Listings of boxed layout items
──────
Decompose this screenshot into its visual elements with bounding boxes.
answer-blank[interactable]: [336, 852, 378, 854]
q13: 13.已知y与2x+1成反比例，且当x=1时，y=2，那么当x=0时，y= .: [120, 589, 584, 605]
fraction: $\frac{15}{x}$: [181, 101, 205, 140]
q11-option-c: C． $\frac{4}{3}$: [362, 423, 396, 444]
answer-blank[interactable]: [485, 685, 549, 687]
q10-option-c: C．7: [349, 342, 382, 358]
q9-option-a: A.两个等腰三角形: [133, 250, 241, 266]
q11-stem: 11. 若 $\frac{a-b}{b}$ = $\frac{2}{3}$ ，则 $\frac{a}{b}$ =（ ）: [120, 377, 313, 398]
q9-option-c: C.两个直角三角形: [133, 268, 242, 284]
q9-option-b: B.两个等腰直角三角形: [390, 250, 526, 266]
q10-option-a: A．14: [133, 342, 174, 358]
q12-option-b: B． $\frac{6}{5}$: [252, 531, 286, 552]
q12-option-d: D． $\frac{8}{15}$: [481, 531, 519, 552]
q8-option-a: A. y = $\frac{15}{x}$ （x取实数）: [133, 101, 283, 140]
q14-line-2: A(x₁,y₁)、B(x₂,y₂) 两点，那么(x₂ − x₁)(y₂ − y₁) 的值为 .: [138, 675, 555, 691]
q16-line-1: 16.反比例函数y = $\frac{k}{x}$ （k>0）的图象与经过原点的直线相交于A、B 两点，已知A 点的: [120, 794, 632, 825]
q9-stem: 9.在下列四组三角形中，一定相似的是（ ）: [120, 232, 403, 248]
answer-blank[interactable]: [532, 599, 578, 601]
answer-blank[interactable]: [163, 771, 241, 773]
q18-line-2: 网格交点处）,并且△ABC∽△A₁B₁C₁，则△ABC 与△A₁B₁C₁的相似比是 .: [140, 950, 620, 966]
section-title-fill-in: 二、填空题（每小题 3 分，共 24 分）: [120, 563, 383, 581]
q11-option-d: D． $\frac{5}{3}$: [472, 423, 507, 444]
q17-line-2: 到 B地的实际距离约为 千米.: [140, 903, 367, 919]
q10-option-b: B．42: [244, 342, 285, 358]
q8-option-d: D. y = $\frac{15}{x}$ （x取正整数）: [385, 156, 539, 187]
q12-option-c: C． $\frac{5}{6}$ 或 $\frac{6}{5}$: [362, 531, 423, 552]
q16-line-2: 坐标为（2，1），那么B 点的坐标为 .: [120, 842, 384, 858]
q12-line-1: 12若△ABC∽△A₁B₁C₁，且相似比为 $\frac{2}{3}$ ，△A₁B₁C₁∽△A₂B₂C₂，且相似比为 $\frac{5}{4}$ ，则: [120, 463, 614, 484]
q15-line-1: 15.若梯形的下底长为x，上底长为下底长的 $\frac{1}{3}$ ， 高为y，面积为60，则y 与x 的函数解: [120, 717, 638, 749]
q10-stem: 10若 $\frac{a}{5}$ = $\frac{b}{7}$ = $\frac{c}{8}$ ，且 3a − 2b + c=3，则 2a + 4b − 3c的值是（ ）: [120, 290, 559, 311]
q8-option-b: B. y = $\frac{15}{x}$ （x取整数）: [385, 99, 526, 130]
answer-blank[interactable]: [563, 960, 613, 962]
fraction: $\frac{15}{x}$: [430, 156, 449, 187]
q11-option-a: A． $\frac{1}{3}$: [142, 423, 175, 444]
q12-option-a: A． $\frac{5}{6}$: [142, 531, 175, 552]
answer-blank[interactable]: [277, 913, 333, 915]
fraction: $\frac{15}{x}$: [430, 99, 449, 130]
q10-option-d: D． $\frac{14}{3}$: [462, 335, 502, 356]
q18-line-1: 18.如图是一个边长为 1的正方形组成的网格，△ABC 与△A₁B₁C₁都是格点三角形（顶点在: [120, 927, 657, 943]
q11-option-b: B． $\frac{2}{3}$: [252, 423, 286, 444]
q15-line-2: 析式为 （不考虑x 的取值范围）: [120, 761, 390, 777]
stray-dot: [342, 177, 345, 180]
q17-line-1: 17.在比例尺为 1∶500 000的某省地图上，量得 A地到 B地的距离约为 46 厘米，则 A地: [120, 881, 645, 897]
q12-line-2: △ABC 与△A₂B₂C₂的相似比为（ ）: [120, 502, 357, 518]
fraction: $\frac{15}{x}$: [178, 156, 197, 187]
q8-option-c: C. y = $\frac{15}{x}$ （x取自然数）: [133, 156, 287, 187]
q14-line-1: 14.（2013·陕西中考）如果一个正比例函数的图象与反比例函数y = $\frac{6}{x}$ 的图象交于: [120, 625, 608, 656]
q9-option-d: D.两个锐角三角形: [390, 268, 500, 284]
──────
[WRITTEN PROBLEM]: Rewrite everything from the start of the lines down to the line containing "q10-option-c: C．7: [349, 342, 382, 358]", swapping "answer-blank" for "input-blank" and leaving all else untouched. Give only those lines.

[WRITTEN ANSWER]:
Decompose this screenshot into its visual elements with bounding boxes.
input-blank[interactable]: [336, 852, 378, 854]
q13: 13.已知y与2x+1成反比例，且当x=1时，y=2，那么当x=0时，y= .: [120, 589, 584, 605]
fraction: $\frac{15}{x}$: [181, 101, 205, 140]
q11-option-c: C． $\frac{4}{3}$: [362, 423, 396, 444]
input-blank[interactable]: [485, 685, 549, 687]
q10-option-c: C．7: [349, 342, 382, 358]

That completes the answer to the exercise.